[Dataset items]
· · · · ·
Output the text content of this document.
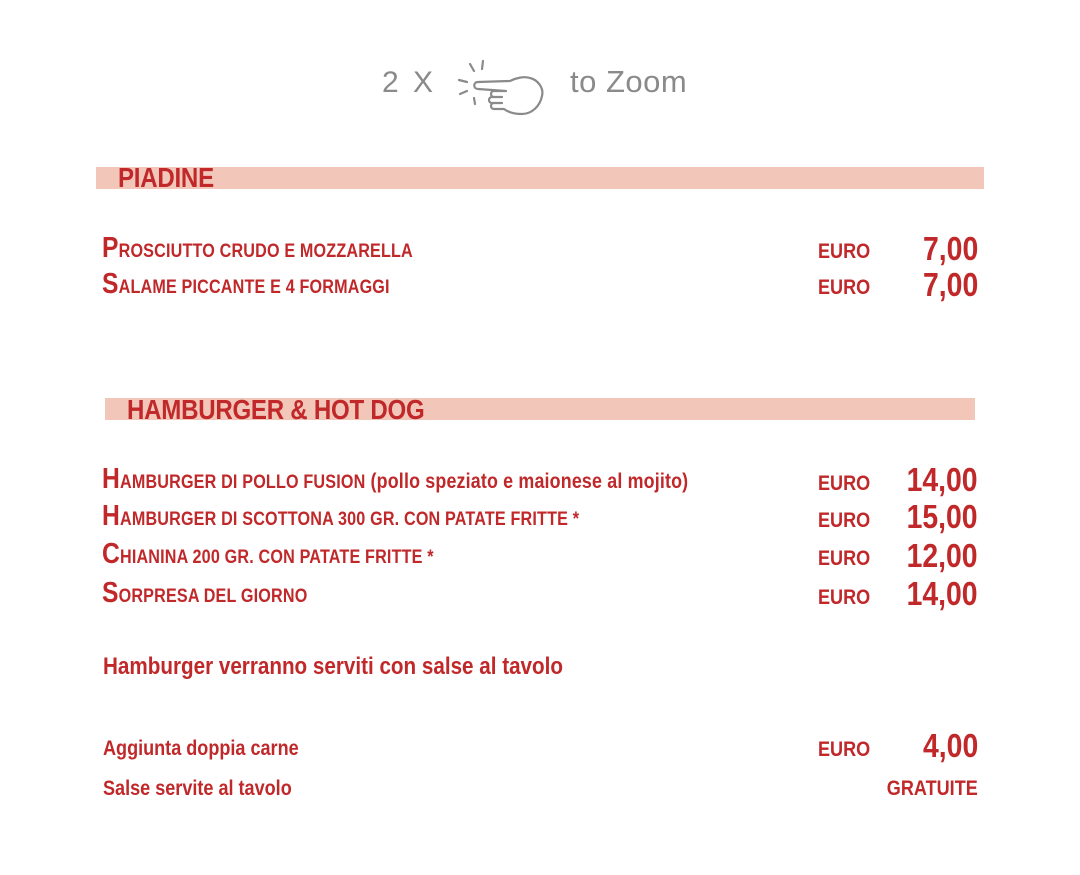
2 X	to Zoom
PIADINE
PROSCIUTTO CRUDO E MOZZARELLA	EURO 7,00
SALAME PICCANTE E 4 FORMAGGI	EURO 7,00
HAMBURGER & HOT DOG
HAMBURGER DI POLLO FUSION (pollo speziato e maionese al mojito)	EURO 14,00
HAMBURGER DI SCOTTONA 300 GR. CON PATATE FRITTE *	EURO 15,00
CHIANINA 200 GR. CON PATATE FRITTE *	EURO 12,00
SORPRESA DEL GIORNO	EURO 14,00
Hamburger verranno serviti con salse al tavolo
Aggiunta doppia carne	EURO 4,00
Salse servite al tavolo	GRATUITE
· · · · ·
Copy each line of the records containing the string "FRITTE".

HAMBURGER DI SCOTTONA 300 GR. CON PATATE FRITTE *	EURO 15,00
CHIANINA 200 GR. CON PATATE FRITTE *	EURO 12,00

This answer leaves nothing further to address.